Items from a figure collection:
○ ○ ○ ○

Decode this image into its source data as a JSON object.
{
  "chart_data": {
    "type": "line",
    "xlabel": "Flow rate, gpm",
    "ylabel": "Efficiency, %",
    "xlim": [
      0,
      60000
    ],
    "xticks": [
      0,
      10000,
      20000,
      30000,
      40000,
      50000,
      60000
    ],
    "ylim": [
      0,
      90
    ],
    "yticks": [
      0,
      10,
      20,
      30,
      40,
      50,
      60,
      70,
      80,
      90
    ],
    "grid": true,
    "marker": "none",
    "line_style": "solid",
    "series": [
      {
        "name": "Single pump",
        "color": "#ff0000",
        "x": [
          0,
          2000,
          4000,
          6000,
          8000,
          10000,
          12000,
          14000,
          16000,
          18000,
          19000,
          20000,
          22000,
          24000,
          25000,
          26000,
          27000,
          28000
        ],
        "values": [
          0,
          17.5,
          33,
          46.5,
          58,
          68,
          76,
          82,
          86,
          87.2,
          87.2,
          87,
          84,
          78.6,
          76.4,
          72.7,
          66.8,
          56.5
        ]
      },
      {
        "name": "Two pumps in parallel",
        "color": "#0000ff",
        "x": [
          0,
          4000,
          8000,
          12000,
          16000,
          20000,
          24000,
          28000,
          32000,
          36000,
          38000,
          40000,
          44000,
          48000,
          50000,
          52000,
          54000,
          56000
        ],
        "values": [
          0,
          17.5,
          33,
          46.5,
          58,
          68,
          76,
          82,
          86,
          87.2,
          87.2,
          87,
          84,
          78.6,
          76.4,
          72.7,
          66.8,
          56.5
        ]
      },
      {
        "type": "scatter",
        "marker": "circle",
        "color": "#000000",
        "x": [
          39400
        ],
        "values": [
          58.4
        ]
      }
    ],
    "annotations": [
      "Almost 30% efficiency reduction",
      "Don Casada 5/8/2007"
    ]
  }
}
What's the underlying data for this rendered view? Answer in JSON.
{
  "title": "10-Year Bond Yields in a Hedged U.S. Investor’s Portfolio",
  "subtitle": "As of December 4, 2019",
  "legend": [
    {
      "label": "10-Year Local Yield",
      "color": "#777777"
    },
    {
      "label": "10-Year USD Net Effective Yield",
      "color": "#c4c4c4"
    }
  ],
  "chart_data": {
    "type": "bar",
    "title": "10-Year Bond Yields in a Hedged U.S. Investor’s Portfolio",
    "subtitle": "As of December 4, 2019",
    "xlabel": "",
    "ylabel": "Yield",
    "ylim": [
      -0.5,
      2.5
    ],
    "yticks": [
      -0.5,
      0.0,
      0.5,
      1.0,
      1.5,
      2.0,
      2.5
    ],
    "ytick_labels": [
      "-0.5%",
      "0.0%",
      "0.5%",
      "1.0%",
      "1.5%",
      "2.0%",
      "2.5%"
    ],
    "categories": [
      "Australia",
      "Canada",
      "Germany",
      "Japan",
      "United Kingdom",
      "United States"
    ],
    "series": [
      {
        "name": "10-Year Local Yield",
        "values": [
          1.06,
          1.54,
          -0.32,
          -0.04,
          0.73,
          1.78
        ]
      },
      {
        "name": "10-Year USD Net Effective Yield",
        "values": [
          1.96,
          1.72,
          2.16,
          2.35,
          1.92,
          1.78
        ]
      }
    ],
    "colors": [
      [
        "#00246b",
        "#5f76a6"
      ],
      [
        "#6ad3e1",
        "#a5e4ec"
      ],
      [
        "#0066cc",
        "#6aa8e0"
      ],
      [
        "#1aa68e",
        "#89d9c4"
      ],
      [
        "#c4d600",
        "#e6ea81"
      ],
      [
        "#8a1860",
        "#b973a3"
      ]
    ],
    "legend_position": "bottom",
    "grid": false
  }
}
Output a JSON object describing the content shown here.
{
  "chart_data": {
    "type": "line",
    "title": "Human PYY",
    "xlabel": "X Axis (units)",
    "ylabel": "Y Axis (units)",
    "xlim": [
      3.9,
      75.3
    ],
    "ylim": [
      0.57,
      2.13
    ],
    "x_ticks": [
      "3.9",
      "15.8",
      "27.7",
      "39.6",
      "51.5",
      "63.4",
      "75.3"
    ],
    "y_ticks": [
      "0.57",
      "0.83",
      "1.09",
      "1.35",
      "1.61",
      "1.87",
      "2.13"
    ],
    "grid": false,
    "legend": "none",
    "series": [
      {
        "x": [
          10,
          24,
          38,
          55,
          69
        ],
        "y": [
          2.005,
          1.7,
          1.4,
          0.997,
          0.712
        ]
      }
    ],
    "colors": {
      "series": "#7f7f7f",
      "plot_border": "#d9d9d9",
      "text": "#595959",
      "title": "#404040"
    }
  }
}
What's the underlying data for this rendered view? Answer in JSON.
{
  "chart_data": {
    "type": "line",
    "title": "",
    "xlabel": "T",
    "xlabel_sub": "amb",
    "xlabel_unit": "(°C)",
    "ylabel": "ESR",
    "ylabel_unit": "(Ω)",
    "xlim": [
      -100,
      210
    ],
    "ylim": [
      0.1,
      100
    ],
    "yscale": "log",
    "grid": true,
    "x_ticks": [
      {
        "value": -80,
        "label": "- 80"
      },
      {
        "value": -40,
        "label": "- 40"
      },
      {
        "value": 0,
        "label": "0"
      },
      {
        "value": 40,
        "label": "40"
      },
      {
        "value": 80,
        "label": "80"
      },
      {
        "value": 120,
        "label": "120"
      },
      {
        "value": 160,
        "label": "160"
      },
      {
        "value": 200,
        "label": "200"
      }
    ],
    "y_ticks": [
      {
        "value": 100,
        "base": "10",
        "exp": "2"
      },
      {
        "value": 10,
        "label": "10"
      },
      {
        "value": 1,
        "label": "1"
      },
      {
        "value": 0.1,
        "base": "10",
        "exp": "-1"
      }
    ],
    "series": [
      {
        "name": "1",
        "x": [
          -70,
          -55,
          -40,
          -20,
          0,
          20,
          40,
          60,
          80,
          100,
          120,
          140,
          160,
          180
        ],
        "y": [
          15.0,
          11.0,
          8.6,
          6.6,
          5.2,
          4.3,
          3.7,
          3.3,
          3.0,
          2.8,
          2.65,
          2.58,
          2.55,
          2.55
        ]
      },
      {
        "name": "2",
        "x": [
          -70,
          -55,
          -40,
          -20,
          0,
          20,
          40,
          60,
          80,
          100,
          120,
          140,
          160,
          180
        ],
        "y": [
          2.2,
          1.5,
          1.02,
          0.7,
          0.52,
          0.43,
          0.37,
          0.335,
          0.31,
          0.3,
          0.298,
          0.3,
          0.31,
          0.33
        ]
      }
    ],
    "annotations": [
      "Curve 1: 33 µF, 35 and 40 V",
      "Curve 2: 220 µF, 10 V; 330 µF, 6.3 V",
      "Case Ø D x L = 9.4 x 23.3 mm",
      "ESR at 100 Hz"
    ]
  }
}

○ ○ ○ ○

» **Directive**
Looking at the entries above, say how many lines contain the word "December". Only the number is wanted.

» **Full answer**
2